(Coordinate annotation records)

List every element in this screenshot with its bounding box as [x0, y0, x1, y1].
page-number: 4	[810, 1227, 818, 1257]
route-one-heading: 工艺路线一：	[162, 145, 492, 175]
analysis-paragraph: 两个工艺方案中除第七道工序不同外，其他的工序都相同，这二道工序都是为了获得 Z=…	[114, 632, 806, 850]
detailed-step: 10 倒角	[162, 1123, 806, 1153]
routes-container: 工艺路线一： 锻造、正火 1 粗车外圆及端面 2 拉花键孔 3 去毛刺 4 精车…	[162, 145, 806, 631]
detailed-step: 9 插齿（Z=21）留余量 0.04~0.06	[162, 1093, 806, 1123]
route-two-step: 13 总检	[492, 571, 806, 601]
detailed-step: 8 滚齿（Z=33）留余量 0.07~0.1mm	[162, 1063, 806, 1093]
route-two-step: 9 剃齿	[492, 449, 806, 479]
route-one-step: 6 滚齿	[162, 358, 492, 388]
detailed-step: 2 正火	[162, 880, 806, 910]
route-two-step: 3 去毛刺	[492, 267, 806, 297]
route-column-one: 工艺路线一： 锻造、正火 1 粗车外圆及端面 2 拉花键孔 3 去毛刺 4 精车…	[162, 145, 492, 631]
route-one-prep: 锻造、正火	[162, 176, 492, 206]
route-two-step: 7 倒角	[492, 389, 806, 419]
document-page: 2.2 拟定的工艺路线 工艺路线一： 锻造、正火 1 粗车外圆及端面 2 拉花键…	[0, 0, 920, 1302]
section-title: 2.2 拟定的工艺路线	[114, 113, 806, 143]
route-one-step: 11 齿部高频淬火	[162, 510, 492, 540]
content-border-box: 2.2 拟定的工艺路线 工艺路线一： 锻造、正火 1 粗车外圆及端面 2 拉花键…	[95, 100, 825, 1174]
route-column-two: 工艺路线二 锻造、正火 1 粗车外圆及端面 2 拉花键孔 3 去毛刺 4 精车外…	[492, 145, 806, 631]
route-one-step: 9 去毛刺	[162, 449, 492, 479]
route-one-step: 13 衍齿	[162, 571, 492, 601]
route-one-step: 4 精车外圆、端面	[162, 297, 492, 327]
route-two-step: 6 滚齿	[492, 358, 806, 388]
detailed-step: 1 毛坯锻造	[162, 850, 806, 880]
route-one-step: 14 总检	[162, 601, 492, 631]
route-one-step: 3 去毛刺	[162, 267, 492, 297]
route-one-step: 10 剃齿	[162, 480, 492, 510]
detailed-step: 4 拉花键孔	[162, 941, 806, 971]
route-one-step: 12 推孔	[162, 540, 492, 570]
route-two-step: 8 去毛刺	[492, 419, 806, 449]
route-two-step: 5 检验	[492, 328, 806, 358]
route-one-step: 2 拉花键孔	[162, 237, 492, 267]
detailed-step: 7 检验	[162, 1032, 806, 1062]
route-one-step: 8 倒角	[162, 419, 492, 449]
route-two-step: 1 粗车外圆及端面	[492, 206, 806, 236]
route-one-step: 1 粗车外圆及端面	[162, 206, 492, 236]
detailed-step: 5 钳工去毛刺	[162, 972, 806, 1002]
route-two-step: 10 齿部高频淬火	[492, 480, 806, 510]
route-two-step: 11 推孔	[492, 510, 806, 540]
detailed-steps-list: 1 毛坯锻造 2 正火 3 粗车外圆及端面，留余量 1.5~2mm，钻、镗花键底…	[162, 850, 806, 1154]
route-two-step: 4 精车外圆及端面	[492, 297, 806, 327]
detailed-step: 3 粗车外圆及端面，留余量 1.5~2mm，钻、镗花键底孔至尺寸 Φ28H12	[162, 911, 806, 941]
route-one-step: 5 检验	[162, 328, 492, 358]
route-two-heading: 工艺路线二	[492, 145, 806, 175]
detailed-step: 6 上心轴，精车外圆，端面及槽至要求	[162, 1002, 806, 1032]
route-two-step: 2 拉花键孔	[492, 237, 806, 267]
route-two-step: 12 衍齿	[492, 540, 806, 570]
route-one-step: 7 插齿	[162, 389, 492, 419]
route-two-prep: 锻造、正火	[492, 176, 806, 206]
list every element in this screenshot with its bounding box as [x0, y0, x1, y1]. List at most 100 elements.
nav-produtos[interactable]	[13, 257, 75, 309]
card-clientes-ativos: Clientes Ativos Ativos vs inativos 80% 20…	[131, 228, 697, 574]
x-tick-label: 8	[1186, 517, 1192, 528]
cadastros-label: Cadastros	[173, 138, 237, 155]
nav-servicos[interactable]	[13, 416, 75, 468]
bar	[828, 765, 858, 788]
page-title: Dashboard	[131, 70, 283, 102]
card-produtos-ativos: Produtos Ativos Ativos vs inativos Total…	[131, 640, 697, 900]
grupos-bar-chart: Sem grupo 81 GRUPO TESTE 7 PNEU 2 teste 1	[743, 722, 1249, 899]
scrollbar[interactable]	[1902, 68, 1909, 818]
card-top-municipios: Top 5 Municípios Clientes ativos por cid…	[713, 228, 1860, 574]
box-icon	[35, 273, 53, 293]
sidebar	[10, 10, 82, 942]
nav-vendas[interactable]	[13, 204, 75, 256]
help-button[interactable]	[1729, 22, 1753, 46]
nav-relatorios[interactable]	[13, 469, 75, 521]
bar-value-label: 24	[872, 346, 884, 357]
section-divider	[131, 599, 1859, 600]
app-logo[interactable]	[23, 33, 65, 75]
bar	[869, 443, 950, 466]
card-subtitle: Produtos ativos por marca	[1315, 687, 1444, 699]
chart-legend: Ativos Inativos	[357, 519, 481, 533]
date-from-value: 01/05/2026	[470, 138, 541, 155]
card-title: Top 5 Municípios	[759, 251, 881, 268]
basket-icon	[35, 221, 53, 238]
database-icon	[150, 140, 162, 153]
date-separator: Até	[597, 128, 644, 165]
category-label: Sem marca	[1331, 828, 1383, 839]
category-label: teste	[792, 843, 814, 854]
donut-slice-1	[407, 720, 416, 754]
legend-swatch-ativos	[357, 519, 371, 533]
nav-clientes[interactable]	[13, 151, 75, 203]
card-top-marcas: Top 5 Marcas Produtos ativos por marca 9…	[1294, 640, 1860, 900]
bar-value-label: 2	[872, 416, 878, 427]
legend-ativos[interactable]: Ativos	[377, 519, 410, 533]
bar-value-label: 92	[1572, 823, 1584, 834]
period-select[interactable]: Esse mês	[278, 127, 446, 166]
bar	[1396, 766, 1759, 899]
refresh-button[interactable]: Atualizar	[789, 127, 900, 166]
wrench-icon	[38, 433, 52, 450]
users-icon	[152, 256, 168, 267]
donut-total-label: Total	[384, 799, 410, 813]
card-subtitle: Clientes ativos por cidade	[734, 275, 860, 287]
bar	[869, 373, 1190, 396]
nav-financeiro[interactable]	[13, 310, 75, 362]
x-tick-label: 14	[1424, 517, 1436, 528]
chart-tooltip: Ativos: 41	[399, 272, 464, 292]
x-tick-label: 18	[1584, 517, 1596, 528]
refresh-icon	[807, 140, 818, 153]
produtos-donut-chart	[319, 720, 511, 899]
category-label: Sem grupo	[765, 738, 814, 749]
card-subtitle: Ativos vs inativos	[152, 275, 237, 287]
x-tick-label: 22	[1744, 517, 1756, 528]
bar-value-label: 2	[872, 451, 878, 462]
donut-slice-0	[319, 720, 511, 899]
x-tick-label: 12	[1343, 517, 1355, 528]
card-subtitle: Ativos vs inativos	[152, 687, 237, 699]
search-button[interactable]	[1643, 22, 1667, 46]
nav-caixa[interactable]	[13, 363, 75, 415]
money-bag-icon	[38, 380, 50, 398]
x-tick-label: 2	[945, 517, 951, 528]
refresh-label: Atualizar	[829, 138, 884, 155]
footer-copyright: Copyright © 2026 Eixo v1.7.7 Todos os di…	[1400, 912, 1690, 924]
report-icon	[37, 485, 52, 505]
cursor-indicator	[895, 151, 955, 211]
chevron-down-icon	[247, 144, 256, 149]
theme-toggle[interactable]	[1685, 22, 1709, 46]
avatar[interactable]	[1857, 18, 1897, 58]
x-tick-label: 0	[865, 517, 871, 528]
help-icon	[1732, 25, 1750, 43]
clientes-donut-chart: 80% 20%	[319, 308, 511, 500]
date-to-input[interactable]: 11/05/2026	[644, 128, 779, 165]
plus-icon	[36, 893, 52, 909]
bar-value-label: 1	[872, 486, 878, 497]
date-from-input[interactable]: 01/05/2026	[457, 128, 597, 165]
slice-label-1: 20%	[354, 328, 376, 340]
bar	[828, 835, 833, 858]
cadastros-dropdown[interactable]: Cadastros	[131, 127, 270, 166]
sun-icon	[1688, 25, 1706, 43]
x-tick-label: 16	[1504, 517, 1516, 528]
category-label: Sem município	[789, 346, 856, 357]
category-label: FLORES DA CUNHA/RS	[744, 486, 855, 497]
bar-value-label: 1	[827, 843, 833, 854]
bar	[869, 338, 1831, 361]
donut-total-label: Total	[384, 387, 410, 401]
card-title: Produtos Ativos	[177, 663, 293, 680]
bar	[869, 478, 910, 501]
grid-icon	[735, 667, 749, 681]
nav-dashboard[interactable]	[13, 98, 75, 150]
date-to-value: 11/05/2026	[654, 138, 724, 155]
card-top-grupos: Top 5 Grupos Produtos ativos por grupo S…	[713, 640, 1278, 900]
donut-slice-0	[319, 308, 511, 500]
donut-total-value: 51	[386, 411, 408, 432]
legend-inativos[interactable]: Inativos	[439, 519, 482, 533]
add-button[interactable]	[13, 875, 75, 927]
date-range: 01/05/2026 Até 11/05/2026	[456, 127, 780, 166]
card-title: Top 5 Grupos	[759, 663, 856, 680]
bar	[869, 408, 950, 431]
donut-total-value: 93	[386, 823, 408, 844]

» **Aim**: Please reproduce the rows verbatim from the very first line through the line containing "document-page: 2.2 拟定的工艺路线", with both of those lines included.

» **Answer to this exercise**:
List every element in this screenshot with its bounding box as [x0, y0, x1, y1].
page-number: 4	[810, 1227, 818, 1257]
route-one-heading: 工艺路线一：	[162, 145, 492, 175]
analysis-paragraph: 两个工艺方案中除第七道工序不同外，其他的工序都相同，这二道工序都是为了获得 Z=…	[114, 632, 806, 850]
detailed-step: 10 倒角	[162, 1123, 806, 1153]
routes-container: 工艺路线一： 锻造、正火 1 粗车外圆及端面 2 拉花键孔 3 去毛刺 4 精车…	[162, 145, 806, 631]
detailed-step: 9 插齿（Z=21）留余量 0.04~0.06	[162, 1093, 806, 1123]
route-two-step: 13 总检	[492, 571, 806, 601]
detailed-step: 8 滚齿（Z=33）留余量 0.07~0.1mm	[162, 1063, 806, 1093]
route-two-step: 9 剃齿	[492, 449, 806, 479]
route-one-step: 6 滚齿	[162, 358, 492, 388]
detailed-step: 2 正火	[162, 880, 806, 910]
route-two-step: 3 去毛刺	[492, 267, 806, 297]
route-column-one: 工艺路线一： 锻造、正火 1 粗车外圆及端面 2 拉花键孔 3 去毛刺 4 精车…	[162, 145, 492, 631]
route-one-prep: 锻造、正火	[162, 176, 492, 206]
route-two-step: 7 倒角	[492, 389, 806, 419]
document-page: 2.2 拟定的工艺路线 工艺路线一： 锻造、正火 1 粗车外圆及端面 2 拉花键…	[0, 0, 920, 1302]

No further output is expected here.